■ Exercise directions
Answer these from the article on the Global Champions League:
1. Which authority ruled in favor of the GCL late last year?
2. How many GCL teams are there?
3. How many riders are on each team, and how many of them compete at each GCL stage?

■ Excerpt provided
-------
“At the end of the day it’s just horses jumping sticks.”
That offhand comment from one of my colleagues stuck with me throughout the day on Sunday. Indeed, the event was just horses jumping sticks, in the same way that tennis is just a fuzzy green ball and a net; as Formula One is just cars going round a circle.
But tennis, car racing, and so many other sports have solved the puzzle of global attention in ways that show jumping hasn’t. Not yet at least. As I watched the brand new Global Champions League unfold in Miami Beach, Florida on Sunday, it was indeed horses jumping sticks. However, this version, wrapped as it was in a new, bright and alluring package did feel like several big puzzle pieces falling into place.
The Global Champions League has been trying to get off the ground for two years. Organizers of the internationally successful Global Champions Tour dreamt up the idea of a league, with team players and rankings, athlete trades and strategy, as a way to engage new fans into the sport.
But when they went to get their idea internationally sanctioned, strife with the Federation Equestre Internationale, the world’s governing body of equestrian sports, held up the formation of the GCL while the two sides battled it out. Late last year, the world’s highest court of sports authority, the Belgian Competition Authority, stepped in and ruled in favor of the GCL, and the game was on. (For a more thorough explanation of the conflict that delayed the GCL, see “The Great GCL Debate: Decoding the LGCT and FEI’s Epic Tug of War for the Global Champions League”).
So when dawn broke on Sunday morning and GCT staff began adding Global Champions League banners around the ring and over the ingate arch, it wasn’t without a sense of “finally.” Horses came to the ring outfitted in saddle pad and ear bonnet logo wear that coordinated with their riders’ professional jersey shirts, custom stitched with last names across the shoulders. Flashy names for the 12 GCL teams each reflect the city of a LGCT stage (Monaco Aces, Vienna Eagles, and so on, with team logos reflecting each city.) Grooms and managers were given their own jerseys too, and team members who weren’t riding donned their jerseys and came to support the effort. Team lines were crystal clear, right from the get go.
As this media outlet was fairly vocal when HITS Thermal gave their riders an assortment of polo shirts to wear in a grand prix a few weeks ago, it’s fair to note here that the GCL’s version of modern riding apparel stood in stark contrast to that effort out in California. Firstly, the GCL was not a grand prix, and second, it could not have been more apparent that extraordinary attention to detail had been dedicated to the visual look and feel of the League.
And it worked. These jerseys were anything but random. Matching (not to mention professional, stylish) outfits are the first step to establishing identity and comradeship. Next up would be the actual competition, where everyone would be looking for just how this was going to be different from another day at the show.
Each team consisted of five riders, including one under 25 rider per team. But only two riders compete at each GCL stage, of which there are 15. Team managers are said to choose which rider gets to compete where, but no matter who chooses, each team’s own “short list” opens the door for flexibility in who competes where and when throughout the season. I’m still hoping for open drafts or public rider trades between teams to come into play, but as GCL co-founder Frank McCourt noted, the team selection process was very organic this year. Selection formats will become a factor at later dates, as demand to participate increases.
-------
■ Available data
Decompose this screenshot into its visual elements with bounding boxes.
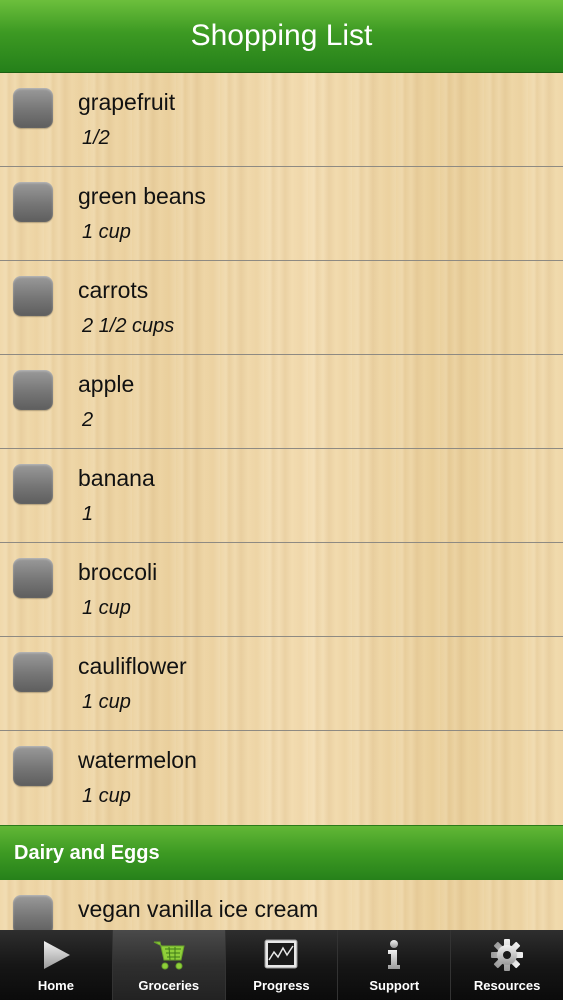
-------
■ Exercise solution
1. The Belgian Competition Authority
2. 12
3. Five riders per team, and two compete at each stage